> Data records

/---

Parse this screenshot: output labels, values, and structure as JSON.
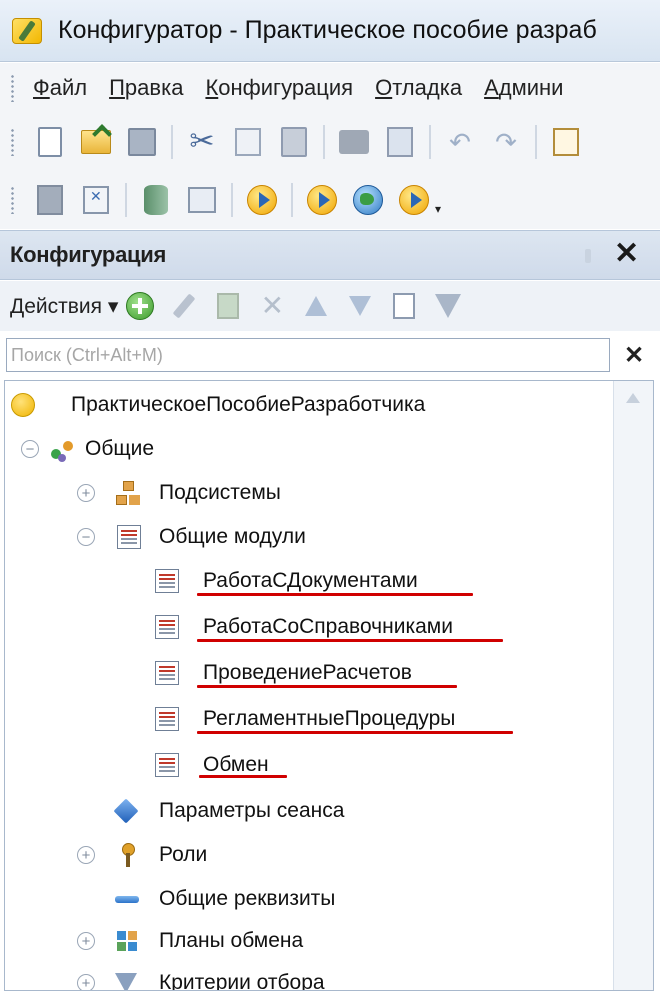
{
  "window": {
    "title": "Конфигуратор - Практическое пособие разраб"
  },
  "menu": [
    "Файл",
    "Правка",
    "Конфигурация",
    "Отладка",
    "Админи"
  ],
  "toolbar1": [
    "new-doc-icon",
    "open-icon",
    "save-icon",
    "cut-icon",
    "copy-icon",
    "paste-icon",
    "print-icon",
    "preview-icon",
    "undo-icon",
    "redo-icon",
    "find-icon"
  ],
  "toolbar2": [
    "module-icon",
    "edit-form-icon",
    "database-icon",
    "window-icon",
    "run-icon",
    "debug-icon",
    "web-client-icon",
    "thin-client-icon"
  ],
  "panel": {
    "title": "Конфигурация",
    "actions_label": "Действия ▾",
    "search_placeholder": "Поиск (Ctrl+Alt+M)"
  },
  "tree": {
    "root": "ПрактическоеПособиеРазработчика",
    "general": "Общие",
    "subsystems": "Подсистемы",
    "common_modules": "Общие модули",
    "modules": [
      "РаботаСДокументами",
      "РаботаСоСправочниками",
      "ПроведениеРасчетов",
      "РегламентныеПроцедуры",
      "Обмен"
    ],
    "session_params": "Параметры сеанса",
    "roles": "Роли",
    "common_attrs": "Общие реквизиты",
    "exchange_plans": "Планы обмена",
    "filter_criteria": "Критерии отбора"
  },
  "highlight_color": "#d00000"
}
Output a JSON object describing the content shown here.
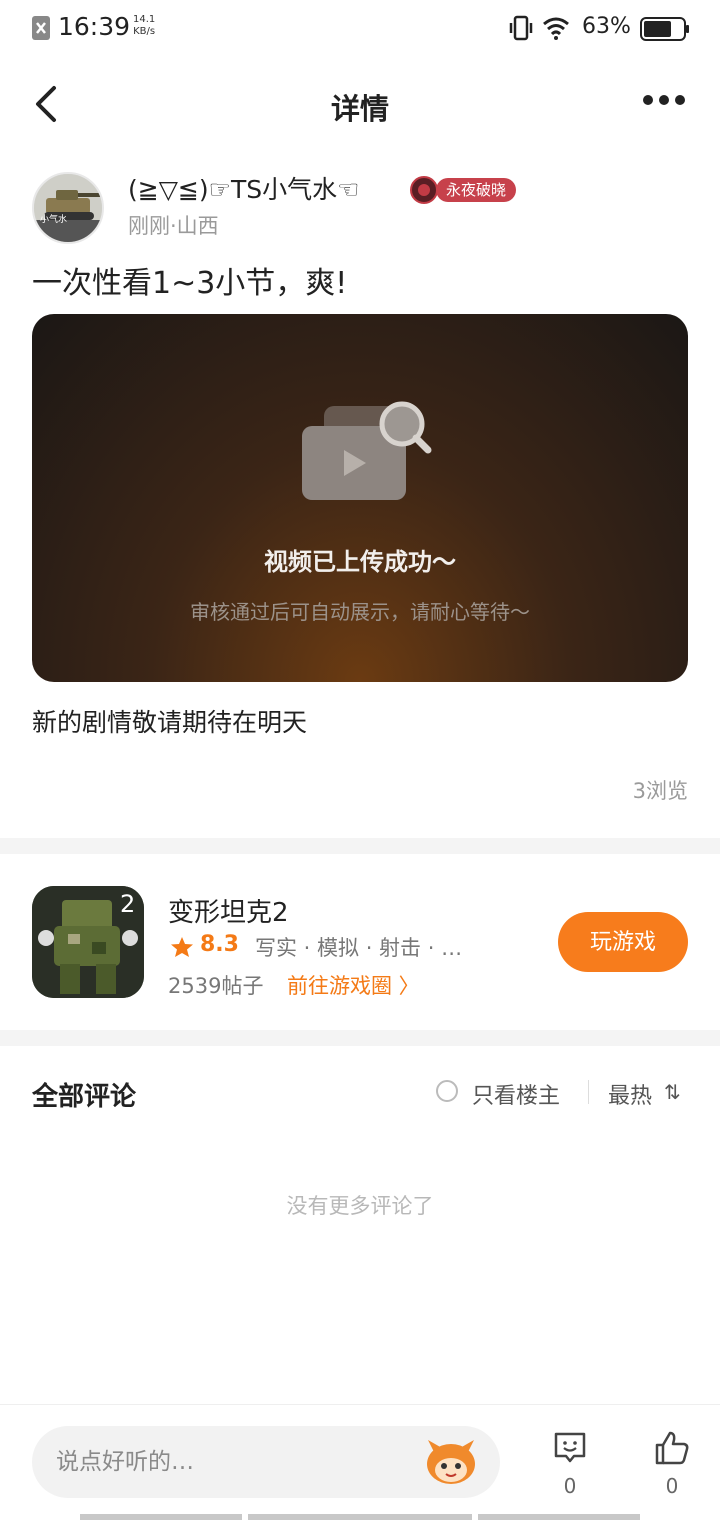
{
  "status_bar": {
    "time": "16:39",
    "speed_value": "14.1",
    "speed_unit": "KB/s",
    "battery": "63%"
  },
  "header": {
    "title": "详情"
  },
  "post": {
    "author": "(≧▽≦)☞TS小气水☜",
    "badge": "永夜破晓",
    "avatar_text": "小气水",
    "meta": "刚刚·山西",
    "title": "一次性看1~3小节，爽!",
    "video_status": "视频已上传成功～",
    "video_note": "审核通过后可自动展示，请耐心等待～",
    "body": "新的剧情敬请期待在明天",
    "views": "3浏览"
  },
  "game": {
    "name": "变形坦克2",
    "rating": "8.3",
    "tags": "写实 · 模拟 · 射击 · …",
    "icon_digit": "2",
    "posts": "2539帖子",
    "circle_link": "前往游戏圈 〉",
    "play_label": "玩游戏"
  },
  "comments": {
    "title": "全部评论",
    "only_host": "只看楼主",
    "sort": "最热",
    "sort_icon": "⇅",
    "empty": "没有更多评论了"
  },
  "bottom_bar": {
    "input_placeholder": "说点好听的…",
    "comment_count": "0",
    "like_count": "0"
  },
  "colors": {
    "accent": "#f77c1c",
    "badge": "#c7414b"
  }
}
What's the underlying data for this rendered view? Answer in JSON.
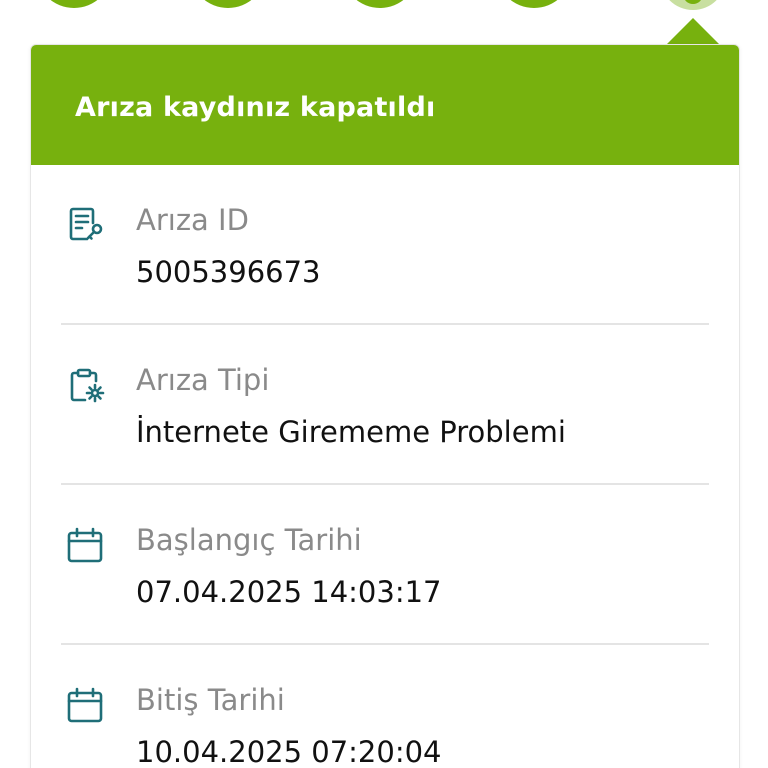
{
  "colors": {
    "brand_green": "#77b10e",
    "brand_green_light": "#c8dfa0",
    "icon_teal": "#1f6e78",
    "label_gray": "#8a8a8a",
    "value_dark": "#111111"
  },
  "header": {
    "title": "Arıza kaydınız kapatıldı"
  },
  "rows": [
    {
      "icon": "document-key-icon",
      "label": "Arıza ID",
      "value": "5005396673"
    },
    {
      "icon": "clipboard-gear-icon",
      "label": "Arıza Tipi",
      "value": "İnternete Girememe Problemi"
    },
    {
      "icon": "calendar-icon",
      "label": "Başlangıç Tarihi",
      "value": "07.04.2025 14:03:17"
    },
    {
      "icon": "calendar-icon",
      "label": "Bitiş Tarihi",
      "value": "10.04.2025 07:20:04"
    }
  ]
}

\---
/---

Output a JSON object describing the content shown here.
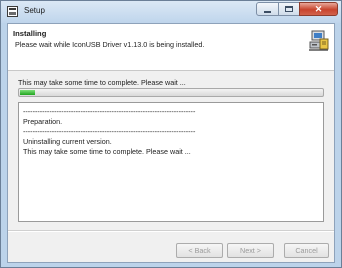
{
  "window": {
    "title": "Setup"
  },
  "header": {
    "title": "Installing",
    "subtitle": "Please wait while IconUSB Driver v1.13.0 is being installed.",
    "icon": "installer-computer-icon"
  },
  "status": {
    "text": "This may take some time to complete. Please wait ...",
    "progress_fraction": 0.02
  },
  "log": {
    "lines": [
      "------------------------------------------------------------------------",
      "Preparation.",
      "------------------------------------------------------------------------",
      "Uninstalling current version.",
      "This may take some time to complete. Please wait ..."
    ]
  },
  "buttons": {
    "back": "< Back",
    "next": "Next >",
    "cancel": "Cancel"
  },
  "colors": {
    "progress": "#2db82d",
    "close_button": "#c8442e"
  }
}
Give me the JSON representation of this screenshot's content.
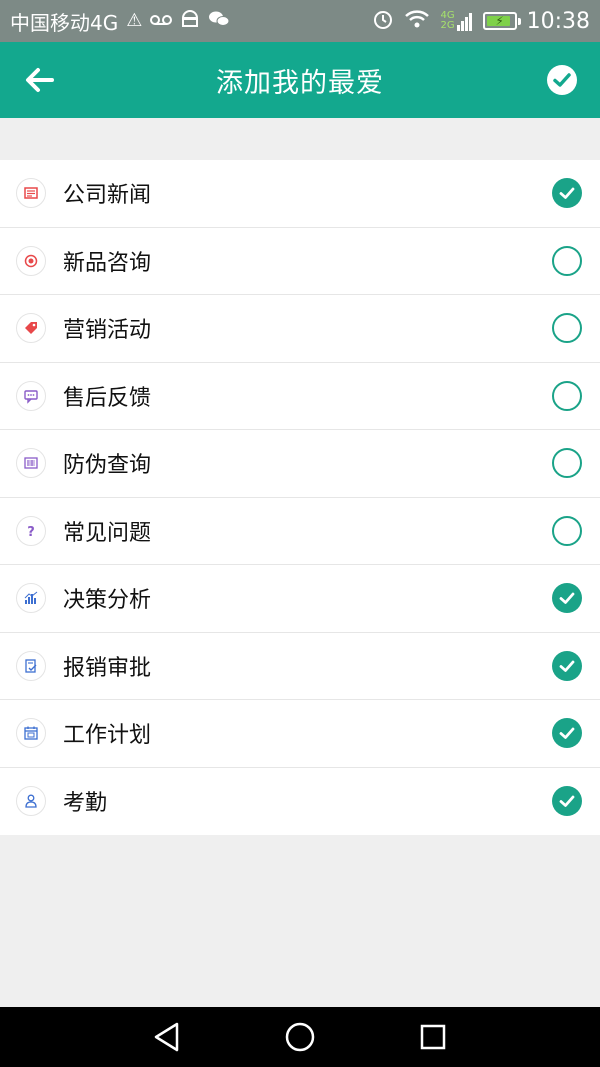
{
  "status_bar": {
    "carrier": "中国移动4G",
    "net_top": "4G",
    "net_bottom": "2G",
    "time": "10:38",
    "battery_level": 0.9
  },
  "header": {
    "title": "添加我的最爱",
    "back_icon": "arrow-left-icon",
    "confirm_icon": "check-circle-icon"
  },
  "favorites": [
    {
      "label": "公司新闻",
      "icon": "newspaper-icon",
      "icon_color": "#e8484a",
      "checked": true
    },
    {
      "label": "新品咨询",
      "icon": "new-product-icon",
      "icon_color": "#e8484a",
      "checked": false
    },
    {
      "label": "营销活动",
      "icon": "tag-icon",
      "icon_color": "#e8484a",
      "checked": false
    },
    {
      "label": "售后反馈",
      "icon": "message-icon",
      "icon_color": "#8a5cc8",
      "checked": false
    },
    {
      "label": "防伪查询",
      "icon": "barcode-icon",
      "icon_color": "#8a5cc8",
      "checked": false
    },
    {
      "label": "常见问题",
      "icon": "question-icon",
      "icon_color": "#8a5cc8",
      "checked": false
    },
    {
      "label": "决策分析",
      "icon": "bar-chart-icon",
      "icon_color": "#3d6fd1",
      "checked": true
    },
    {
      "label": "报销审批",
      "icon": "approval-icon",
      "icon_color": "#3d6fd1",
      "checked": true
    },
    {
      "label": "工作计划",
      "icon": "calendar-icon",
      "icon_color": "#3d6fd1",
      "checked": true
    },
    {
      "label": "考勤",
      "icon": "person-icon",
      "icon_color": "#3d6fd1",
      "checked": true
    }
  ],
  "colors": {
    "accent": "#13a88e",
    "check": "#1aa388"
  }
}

\---

> TASK
Lines containing "screenshot" are to be counted. State the total and add nothing.

> COMPLETED TASK
2